Everything in the listing except the pictures should be written out exactly.

Extracted data entries
==========
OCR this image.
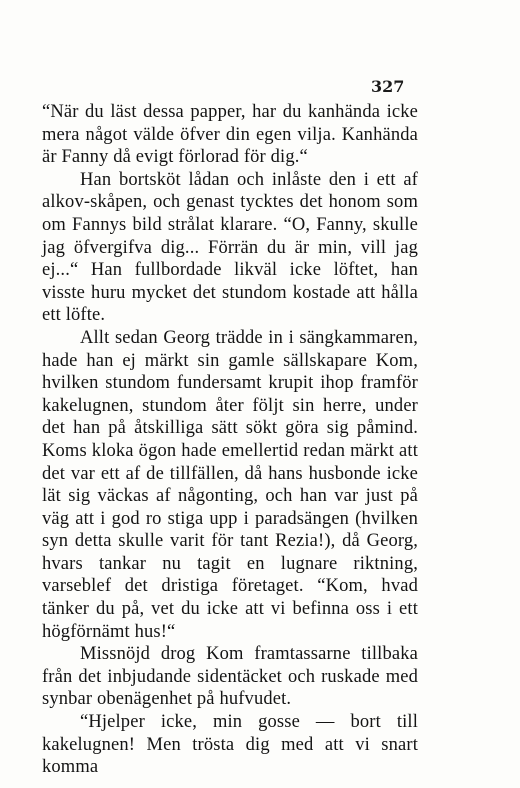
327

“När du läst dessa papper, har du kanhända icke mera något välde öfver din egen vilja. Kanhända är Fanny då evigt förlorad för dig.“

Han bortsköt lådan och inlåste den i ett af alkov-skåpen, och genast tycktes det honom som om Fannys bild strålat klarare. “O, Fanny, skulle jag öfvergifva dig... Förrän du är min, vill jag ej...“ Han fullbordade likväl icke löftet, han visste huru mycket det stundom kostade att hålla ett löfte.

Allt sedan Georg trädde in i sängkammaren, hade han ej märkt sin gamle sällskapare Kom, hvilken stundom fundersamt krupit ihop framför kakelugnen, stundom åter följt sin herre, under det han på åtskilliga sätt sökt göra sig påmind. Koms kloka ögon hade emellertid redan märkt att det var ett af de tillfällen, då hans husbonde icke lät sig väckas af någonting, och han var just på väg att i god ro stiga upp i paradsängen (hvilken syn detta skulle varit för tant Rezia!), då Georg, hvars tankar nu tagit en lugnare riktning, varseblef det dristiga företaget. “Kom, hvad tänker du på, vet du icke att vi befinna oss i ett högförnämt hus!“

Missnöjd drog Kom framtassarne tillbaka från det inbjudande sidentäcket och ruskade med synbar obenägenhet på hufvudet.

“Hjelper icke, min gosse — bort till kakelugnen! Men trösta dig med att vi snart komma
==========
Exercise answer:
OCR this image.
327

“När du läst dessa papper, har du kanhända icke mera något välde öfver din egen vilja. Kanhända är Fanny då evigt förlorad för dig.“

Han bortsköt lådan och inlåste den i ett af alkov-skåpen, och genast tycktes det honom som om Fannys bild strålat klarare. “O, Fanny, skulle jag öfvergifva dig... Förrän du är min, vill jag ej...“ Han fullbordade likväl icke löftet, han visste huru mycket det stundom kostade att hålla ett löfte.

Allt sedan Georg trädde in i sängkammaren, hade han ej märkt sin gamle sällskapare Kom, hvilken stundom fundersamt krupit ihop framför kakelugnen, stundom åter följt sin herre, under det han på åtskilliga sätt sökt göra sig påmind. Koms kloka ögon hade emellertid redan märkt att det var ett af de tillfällen, då hans husbonde icke lät sig väckas af någonting, och han var just på väg att i god ro stiga upp i paradsängen (hvilken syn detta skulle varit för tant Rezia!), då Georg, hvars tankar nu tagit en lugnare riktning, varseblef det dristiga företaget. “Kom, hvad tänker du på, vet du icke att vi befinna oss i ett högförnämt hus!“

Missnöjd drog Kom framtassarne tillbaka från det inbjudande sidentäcket och ruskade med synbar obenägenhet på hufvudet.

“Hjelper icke, min gosse — bort till kakelugnen! Men trösta dig med att vi snart komma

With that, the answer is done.